EXERCISE OBJECTIVE: Copy each line exactly. Drop every picture.

MATERIALS PROVIDED:
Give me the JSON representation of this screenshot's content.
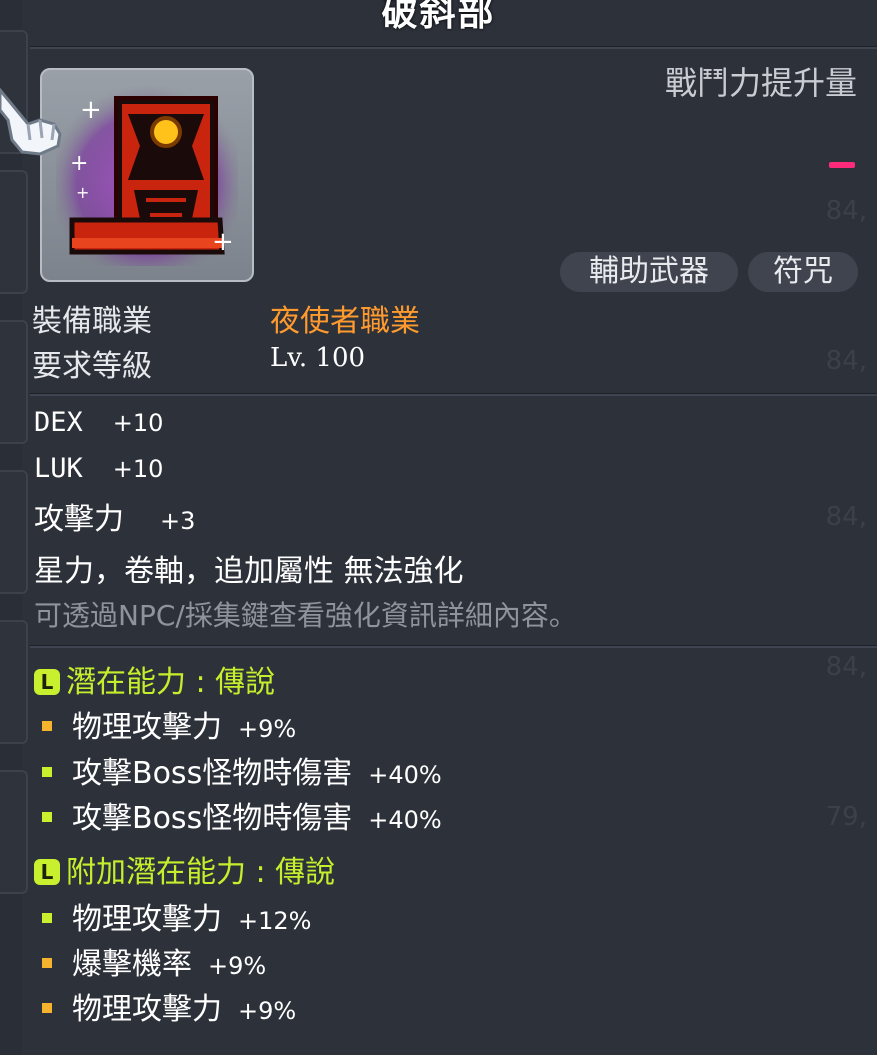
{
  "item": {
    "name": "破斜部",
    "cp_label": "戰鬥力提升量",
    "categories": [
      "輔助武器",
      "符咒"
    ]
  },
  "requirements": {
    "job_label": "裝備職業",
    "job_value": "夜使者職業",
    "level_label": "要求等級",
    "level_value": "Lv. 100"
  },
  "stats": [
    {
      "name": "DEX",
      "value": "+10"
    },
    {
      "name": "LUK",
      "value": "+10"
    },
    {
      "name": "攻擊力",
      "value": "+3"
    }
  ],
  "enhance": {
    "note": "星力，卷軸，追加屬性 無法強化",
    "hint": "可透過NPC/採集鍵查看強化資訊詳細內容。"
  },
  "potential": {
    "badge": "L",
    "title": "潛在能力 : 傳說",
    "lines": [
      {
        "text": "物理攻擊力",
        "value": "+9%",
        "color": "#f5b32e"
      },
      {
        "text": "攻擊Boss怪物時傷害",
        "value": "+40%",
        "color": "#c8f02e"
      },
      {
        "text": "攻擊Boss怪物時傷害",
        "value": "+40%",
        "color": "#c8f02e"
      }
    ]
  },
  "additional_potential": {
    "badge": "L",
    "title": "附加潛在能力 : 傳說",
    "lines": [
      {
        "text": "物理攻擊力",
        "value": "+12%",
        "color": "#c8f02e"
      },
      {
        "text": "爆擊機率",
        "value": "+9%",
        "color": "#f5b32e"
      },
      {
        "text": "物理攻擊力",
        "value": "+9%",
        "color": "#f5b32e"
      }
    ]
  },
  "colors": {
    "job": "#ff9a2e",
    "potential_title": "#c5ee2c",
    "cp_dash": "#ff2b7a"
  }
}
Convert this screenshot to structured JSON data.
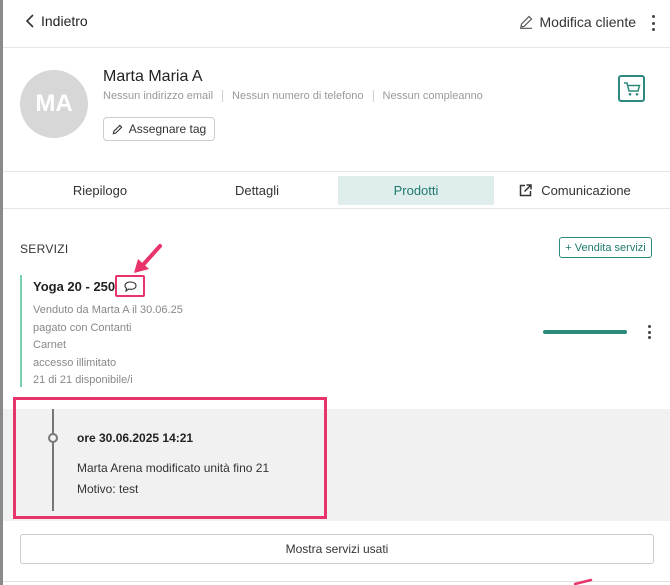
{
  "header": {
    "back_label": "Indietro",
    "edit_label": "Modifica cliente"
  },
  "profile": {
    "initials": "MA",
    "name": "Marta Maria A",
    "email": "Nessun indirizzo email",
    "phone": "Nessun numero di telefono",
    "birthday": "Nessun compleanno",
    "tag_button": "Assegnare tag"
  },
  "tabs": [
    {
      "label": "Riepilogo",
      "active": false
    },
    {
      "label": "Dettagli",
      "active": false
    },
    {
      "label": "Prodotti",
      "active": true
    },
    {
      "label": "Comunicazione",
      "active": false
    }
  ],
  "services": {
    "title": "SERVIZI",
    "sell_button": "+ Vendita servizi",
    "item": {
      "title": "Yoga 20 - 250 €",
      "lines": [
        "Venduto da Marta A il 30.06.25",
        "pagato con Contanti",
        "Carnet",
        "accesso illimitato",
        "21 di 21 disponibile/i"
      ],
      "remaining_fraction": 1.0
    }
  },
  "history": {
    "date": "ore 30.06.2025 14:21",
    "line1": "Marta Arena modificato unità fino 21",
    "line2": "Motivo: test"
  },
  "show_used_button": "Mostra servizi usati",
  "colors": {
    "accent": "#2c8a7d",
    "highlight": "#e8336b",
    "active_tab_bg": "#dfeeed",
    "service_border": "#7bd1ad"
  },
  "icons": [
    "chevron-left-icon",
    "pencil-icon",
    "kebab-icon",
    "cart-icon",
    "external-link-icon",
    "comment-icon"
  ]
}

FINAL RESULT:
Give me the JSON representation of this screenshot's content.
{
  "item": {
    "name": "破斜部",
    "cp_label": "戰鬥力提升量",
    "categories": [
      "輔助武器",
      "符咒"
    ]
  },
  "requirements": {
    "job_label": "裝備職業",
    "job_value": "夜使者職業",
    "level_label": "要求等級",
    "level_value": "Lv. 100"
  },
  "stats": [
    {
      "name": "DEX",
      "value": "+10"
    },
    {
      "name": "LUK",
      "value": "+10"
    },
    {
      "name": "攻擊力",
      "value": "+3"
    }
  ],
  "enhance": {
    "note": "星力，卷軸，追加屬性 無法強化",
    "hint": "可透過NPC/採集鍵查看強化資訊詳細內容。"
  },
  "potential": {
    "badge": "L",
    "title": "潛在能力 : 傳說",
    "lines": [
      {
        "text": "物理攻擊力",
        "value": "+9%",
        "color": "#f5b32e"
      },
      {
        "text": "攻擊Boss怪物時傷害",
        "value": "+40%",
        "color": "#c8f02e"
      },
      {
        "text": "攻擊Boss怪物時傷害",
        "value": "+40%",
        "color": "#c8f02e"
      }
    ]
  },
  "additional_potential": {
    "badge": "L",
    "title": "附加潛在能力 : 傳說",
    "lines": [
      {
        "text": "物理攻擊力",
        "value": "+12%",
        "color": "#c8f02e"
      },
      {
        "text": "爆擊機率",
        "value": "+9%",
        "color": "#f5b32e"
      },
      {
        "text": "物理攻擊力",
        "value": "+9%",
        "color": "#f5b32e"
      }
    ]
  },
  "colors": {
    "job": "#ff9a2e",
    "potential_title": "#c5ee2c",
    "cp_dash": "#ff2b7a"
  }
}
Convert this screenshot to structured JSON data.
{
  "header": {
    "back_label": "Indietro",
    "edit_label": "Modifica cliente"
  },
  "profile": {
    "initials": "MA",
    "name": "Marta Maria A",
    "email": "Nessun indirizzo email",
    "phone": "Nessun numero di telefono",
    "birthday": "Nessun compleanno",
    "tag_button": "Assegnare tag"
  },
  "tabs": [
    {
      "label": "Riepilogo",
      "active": false
    },
    {
      "label": "Dettagli",
      "active": false
    },
    {
      "label": "Prodotti",
      "active": true
    },
    {
      "label": "Comunicazione",
      "active": false
    }
  ],
  "services": {
    "title": "SERVIZI",
    "sell_button": "+ Vendita servizi",
    "item": {
      "title": "Yoga 20 - 250 €",
      "lines": [
        "Venduto da Marta A il 30.06.25",
        "pagato con Contanti",
        "Carnet",
        "accesso illimitato",
        "21 di 21 disponibile/i"
      ],
      "remaining_fraction": 1.0
    }
  },
  "history": {
    "date": "ore 30.06.2025 14:21",
    "line1": "Marta Arena modificato unità fino 21",
    "line2": "Motivo: test"
  },
  "show_used_button": "Mostra servizi usati",
  "colors": {
    "accent": "#2c8a7d",
    "highlight": "#e8336b",
    "active_tab_bg": "#dfeeed",
    "service_border": "#7bd1ad"
  },
  "icons": [
    "chevron-left-icon",
    "pencil-icon",
    "kebab-icon",
    "cart-icon",
    "external-link-icon",
    "comment-icon"
  ]
}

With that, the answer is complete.